* [TASK OBJECTIVE]: Pick out every line in the data below that holds "Configuration".

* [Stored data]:
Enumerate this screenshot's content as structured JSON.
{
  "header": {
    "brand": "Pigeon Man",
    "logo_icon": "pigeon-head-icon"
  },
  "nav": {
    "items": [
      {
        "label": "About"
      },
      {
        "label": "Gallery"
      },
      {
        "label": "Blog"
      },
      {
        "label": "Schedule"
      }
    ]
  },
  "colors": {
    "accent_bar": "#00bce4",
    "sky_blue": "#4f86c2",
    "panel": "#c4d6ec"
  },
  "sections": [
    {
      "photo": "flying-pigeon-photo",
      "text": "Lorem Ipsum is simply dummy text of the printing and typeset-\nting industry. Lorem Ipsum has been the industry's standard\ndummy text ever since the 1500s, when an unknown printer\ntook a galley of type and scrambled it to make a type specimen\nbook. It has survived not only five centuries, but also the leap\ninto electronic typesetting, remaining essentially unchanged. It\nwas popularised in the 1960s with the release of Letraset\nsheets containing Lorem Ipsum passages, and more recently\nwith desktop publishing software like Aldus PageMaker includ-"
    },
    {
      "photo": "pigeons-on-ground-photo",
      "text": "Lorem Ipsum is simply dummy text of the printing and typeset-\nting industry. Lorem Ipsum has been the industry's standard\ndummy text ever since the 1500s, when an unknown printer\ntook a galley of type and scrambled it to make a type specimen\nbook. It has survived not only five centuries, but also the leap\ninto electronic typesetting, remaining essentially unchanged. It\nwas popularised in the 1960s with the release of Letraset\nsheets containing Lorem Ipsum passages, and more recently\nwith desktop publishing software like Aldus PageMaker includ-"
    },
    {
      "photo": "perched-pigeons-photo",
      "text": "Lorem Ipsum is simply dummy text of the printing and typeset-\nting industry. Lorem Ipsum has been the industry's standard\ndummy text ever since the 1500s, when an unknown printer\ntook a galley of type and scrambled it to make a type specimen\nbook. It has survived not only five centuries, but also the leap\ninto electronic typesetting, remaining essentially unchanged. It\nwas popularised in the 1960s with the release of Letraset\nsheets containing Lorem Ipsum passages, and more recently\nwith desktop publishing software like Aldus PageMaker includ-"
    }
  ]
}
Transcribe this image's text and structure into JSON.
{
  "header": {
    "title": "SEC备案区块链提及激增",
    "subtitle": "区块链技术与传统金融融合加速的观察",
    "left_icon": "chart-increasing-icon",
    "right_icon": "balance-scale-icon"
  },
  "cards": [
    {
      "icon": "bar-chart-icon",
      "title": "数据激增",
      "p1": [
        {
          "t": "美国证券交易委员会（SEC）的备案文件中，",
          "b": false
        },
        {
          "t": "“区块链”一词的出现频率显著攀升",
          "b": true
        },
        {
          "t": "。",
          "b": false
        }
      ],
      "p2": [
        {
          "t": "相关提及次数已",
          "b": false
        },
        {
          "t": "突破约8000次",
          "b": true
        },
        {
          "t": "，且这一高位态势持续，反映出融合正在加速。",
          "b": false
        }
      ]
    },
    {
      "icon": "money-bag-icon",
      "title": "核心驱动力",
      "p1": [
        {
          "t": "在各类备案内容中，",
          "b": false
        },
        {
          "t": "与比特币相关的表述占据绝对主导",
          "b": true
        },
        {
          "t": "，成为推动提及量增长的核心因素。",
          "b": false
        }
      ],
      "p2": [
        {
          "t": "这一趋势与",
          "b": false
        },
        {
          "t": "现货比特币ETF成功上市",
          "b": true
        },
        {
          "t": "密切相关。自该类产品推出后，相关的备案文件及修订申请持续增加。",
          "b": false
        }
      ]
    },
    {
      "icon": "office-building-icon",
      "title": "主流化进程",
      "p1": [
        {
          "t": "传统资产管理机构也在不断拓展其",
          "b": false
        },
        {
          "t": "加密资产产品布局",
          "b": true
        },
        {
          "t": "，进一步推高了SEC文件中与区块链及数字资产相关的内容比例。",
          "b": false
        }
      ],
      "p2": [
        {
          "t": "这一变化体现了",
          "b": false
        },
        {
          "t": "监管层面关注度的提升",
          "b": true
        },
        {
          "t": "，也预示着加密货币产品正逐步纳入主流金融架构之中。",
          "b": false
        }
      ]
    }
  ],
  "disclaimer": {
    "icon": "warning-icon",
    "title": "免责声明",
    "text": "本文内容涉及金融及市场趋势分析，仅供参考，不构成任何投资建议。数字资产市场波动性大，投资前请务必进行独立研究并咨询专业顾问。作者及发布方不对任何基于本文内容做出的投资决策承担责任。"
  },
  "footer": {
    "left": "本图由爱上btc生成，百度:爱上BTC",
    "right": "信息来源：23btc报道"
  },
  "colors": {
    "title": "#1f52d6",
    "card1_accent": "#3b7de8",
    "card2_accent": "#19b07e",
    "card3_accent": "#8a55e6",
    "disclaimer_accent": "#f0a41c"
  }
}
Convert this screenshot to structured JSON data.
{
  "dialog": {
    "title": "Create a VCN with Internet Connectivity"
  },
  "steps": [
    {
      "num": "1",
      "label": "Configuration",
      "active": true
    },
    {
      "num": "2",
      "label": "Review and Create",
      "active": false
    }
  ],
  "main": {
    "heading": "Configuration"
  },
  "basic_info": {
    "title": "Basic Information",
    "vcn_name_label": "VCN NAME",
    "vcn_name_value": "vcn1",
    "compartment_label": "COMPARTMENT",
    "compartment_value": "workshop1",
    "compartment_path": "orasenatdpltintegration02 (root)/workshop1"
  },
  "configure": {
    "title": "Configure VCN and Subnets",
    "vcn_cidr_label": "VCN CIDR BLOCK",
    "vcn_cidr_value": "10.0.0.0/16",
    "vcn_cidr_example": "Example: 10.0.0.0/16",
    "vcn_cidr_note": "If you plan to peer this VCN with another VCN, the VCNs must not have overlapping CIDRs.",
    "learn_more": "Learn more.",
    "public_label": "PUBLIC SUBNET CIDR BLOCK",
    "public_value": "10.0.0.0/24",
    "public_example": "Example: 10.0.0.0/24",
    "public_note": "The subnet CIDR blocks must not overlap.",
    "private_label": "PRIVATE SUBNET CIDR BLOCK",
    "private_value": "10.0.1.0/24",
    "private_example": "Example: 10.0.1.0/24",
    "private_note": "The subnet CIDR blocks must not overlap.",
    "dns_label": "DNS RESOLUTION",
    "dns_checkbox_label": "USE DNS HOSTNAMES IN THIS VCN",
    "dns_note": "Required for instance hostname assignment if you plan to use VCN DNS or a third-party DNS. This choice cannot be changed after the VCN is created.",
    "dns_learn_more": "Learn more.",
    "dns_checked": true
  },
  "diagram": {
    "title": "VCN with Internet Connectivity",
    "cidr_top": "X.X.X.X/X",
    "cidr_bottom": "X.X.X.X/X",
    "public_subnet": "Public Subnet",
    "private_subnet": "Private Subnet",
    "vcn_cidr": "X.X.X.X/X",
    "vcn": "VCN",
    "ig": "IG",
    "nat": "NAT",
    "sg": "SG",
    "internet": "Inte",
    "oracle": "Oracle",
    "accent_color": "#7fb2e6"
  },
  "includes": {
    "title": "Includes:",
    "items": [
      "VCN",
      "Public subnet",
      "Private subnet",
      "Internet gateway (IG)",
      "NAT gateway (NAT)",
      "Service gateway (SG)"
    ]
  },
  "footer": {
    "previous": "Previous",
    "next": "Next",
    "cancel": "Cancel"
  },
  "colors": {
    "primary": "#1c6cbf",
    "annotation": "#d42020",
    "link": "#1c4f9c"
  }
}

* [WRITTEN ANSWER]:
      "label": "Configuration",
    "heading": "Configuration"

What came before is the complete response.